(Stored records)
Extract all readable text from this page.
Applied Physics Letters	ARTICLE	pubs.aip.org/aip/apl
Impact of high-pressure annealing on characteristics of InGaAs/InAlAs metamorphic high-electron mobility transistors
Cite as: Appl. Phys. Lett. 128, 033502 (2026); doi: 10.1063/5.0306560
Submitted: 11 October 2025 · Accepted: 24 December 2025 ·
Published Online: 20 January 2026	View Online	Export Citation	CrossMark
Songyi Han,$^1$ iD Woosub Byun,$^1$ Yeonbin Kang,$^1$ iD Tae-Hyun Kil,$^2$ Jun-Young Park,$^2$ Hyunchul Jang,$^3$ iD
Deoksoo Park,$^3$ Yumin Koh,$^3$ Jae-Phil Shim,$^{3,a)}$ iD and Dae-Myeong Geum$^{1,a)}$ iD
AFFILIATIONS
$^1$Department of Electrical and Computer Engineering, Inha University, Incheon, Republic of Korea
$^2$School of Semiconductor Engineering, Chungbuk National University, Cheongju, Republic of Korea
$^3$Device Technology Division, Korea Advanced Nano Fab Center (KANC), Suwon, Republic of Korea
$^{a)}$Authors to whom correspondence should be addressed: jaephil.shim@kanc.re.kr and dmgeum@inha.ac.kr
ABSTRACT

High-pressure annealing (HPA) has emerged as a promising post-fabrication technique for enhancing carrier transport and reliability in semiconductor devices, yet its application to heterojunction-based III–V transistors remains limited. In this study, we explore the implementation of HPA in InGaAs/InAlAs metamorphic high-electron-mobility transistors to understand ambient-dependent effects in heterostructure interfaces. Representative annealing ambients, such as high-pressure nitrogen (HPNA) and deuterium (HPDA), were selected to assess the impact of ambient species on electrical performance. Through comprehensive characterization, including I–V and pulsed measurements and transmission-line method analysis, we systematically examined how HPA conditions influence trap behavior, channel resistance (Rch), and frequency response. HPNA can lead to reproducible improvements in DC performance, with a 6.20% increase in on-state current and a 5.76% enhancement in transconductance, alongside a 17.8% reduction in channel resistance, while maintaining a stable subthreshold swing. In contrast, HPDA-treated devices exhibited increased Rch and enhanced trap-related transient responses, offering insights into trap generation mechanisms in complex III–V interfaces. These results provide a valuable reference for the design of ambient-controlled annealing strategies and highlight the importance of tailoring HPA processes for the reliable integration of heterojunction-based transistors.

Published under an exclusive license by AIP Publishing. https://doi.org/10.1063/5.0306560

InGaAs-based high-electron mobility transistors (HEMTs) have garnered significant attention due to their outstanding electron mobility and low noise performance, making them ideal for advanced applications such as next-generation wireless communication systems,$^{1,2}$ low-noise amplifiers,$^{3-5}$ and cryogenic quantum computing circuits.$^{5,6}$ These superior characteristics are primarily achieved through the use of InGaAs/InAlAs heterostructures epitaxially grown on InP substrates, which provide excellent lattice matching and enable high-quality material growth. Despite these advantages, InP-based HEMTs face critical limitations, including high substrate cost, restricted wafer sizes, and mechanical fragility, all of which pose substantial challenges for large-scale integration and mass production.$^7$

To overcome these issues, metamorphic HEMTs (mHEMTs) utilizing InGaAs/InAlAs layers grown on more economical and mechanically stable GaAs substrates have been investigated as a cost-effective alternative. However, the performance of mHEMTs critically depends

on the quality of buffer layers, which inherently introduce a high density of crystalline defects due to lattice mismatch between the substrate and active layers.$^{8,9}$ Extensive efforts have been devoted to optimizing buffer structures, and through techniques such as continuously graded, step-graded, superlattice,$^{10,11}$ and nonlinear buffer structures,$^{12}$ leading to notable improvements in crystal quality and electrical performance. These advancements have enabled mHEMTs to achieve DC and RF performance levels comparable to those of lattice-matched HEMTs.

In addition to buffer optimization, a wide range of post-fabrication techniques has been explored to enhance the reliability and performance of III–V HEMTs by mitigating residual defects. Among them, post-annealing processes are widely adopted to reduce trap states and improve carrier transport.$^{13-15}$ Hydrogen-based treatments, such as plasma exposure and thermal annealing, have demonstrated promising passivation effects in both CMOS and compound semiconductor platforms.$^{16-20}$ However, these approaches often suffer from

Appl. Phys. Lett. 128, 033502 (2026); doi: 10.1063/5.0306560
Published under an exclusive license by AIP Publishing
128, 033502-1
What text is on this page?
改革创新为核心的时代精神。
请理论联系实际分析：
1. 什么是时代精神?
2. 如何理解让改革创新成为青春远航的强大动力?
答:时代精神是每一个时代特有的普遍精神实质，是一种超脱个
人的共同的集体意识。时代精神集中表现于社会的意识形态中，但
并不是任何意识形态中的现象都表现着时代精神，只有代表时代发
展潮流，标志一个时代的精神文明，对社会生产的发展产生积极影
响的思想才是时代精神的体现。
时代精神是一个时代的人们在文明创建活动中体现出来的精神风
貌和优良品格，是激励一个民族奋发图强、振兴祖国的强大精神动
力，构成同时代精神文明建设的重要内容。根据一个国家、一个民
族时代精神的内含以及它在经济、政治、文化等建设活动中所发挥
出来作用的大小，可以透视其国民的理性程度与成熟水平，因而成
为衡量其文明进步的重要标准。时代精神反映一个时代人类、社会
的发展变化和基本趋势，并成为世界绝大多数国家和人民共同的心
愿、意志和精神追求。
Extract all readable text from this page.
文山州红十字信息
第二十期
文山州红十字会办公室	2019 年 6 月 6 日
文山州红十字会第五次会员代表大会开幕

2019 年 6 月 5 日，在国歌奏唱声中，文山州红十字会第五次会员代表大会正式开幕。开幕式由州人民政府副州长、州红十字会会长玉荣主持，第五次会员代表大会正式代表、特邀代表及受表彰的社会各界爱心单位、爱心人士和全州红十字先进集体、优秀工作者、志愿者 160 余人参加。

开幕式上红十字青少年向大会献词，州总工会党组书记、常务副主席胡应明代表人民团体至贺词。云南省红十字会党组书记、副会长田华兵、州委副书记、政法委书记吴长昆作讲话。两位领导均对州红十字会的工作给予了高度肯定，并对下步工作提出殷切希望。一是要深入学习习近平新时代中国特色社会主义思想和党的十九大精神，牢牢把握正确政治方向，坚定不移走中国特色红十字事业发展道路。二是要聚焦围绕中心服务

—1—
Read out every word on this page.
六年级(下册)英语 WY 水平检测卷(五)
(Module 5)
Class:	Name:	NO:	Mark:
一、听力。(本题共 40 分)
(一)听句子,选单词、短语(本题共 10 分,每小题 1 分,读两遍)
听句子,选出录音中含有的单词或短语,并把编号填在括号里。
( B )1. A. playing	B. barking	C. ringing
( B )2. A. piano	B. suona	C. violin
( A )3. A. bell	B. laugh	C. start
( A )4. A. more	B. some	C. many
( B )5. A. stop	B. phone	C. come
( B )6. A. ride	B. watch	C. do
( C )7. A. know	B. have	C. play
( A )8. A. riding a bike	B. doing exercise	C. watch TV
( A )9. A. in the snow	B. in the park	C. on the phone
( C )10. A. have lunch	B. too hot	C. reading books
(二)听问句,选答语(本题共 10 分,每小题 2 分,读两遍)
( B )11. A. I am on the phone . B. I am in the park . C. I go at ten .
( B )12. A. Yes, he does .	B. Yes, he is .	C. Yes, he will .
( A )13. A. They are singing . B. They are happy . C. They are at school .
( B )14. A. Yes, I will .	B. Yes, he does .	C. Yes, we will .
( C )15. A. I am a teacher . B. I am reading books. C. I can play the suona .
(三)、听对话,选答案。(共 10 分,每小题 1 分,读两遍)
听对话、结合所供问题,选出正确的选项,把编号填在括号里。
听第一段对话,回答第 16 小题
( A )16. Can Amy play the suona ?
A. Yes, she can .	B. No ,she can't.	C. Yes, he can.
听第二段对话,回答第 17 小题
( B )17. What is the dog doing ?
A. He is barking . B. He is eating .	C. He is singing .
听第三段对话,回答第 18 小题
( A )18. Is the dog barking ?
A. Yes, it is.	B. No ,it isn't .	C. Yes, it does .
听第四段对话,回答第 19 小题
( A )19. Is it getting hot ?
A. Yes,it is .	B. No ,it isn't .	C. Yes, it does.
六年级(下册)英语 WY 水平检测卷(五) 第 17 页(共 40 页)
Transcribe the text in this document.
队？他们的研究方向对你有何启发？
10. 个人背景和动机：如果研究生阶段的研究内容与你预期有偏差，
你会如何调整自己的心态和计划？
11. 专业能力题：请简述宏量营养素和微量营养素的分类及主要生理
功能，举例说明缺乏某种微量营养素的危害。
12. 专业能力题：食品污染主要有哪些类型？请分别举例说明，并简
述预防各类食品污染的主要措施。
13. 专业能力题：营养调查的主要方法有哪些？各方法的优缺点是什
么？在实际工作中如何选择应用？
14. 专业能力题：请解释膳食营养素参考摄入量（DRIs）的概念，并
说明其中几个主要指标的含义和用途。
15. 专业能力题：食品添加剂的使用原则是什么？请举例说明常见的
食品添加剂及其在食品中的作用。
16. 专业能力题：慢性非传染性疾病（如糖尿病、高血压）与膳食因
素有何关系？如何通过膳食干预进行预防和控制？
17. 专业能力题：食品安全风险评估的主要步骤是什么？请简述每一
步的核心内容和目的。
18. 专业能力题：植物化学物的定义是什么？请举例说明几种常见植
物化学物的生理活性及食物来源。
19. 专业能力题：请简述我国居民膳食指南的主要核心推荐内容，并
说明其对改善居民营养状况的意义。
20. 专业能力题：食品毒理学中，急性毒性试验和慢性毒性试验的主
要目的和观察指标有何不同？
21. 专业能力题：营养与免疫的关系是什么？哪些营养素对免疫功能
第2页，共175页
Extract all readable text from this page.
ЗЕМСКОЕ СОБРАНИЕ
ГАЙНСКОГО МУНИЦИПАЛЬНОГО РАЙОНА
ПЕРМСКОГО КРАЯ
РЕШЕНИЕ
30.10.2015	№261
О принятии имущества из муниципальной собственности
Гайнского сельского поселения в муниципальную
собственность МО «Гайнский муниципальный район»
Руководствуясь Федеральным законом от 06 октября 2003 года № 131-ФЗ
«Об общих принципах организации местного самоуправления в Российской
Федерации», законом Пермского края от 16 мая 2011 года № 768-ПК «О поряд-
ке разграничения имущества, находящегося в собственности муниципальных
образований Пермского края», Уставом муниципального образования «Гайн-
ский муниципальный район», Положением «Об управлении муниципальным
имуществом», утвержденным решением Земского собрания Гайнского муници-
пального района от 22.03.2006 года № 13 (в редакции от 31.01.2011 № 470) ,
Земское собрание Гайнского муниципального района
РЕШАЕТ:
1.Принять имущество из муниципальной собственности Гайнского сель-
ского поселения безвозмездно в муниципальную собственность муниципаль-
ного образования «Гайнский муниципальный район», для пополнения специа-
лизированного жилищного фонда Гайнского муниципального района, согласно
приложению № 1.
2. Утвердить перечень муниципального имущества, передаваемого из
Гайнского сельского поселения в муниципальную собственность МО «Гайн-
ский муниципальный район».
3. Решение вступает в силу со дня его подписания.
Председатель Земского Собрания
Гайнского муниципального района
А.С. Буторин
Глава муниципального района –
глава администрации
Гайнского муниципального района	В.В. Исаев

Brief — Of the lines in this data, how many contain "образования"? Reply with only the number.

Exercise response — 2